Task goal →
Sort through the data and copy the lines holding the word "into".

Working data →
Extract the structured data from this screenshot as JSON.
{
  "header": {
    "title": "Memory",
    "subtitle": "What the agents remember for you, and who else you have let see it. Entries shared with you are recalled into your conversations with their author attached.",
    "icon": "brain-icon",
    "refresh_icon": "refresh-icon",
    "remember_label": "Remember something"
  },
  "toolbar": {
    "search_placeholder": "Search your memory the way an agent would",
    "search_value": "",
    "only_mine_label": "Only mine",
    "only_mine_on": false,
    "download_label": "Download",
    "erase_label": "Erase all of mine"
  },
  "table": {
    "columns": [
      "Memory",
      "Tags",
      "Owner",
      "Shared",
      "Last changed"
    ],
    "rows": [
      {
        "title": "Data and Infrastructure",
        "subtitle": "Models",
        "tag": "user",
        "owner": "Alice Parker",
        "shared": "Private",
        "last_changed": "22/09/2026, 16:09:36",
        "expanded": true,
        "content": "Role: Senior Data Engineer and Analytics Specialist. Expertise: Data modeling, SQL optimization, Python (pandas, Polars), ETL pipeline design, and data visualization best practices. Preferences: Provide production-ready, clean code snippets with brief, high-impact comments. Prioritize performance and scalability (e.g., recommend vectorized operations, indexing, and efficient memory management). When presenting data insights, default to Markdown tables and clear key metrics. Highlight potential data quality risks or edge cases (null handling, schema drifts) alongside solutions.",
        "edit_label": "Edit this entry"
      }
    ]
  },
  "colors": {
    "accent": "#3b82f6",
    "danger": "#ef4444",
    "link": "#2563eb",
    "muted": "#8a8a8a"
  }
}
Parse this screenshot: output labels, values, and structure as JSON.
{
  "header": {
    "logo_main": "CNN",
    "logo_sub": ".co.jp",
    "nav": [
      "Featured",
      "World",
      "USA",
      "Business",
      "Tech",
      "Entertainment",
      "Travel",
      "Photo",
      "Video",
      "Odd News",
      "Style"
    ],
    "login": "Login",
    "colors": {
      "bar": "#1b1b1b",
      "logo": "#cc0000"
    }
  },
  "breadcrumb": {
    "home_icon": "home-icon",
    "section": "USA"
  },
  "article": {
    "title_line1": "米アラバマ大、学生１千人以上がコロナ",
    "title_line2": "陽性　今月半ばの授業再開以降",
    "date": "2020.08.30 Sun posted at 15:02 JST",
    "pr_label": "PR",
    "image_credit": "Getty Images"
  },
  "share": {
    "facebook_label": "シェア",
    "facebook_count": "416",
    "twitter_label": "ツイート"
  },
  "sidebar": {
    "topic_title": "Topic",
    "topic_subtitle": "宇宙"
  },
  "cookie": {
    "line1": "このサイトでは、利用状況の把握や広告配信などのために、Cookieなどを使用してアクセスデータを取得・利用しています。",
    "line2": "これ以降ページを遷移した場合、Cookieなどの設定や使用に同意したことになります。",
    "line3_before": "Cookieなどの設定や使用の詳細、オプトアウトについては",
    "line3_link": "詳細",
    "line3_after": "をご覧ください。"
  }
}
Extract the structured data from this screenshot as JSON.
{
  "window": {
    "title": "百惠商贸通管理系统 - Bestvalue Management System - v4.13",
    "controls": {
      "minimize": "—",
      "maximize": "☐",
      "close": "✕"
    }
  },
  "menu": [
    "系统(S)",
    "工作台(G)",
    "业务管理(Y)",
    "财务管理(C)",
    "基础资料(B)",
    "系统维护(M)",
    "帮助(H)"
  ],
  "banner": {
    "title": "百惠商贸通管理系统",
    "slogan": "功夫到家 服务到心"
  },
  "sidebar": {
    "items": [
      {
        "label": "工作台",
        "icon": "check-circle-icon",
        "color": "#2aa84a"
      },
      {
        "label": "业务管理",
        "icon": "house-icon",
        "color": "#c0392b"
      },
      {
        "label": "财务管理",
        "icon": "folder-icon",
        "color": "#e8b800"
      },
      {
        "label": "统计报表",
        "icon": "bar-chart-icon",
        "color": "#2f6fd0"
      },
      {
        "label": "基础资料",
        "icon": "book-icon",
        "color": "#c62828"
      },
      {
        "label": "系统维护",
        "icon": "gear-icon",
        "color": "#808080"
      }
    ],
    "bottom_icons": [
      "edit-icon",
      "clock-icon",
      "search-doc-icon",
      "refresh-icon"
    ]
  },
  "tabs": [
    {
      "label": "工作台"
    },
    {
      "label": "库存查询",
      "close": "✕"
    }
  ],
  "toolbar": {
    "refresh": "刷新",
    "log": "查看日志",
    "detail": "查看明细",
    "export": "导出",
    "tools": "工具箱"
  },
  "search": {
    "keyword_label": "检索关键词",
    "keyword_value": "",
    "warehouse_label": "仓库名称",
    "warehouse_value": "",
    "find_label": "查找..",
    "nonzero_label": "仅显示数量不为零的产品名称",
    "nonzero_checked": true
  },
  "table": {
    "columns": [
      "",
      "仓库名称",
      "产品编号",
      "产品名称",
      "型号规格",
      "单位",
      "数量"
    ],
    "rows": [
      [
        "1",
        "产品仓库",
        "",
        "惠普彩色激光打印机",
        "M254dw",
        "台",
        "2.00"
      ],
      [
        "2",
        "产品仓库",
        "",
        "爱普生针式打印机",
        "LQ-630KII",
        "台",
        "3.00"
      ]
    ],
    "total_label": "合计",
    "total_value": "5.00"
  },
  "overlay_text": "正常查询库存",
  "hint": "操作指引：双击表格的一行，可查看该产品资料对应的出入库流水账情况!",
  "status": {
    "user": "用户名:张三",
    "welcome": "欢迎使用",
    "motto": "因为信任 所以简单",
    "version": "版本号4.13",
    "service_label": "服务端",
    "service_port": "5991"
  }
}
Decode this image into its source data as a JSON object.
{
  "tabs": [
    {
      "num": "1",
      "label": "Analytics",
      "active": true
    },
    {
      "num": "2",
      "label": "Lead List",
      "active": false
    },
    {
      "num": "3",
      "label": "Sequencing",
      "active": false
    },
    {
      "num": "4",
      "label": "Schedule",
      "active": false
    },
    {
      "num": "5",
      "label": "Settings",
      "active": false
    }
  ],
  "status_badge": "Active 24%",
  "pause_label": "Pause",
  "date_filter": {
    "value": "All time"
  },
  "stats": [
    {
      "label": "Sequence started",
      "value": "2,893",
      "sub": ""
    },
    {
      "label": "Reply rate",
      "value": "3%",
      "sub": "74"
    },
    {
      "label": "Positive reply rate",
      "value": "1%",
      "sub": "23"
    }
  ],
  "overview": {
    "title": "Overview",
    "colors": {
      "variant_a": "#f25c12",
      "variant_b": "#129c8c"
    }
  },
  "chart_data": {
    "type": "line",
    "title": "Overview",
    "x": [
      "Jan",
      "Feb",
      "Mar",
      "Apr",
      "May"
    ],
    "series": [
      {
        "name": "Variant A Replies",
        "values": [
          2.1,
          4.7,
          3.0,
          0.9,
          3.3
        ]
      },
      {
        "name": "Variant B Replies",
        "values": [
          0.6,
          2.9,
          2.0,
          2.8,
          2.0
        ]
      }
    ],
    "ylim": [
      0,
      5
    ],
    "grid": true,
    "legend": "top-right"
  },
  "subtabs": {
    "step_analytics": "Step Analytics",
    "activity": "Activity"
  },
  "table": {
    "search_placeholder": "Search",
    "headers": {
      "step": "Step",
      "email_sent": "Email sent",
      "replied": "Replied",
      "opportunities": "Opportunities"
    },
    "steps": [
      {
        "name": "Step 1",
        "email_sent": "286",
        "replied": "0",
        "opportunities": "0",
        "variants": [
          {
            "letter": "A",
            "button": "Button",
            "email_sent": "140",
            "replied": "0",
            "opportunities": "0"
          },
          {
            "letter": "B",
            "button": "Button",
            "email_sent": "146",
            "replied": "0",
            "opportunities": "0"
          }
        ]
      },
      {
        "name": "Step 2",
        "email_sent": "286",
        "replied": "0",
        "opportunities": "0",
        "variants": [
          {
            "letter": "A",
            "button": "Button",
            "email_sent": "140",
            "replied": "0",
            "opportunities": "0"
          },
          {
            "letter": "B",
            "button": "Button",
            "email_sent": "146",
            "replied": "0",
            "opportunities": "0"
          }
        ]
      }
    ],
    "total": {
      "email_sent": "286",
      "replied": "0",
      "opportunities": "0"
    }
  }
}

Result of the task →
    "subtitle": "What the agents remember for you, and who else you have let see it. Entries shared with you are recalled into your conversations with their author attached.",
Decode this image into its source data as a JSON object.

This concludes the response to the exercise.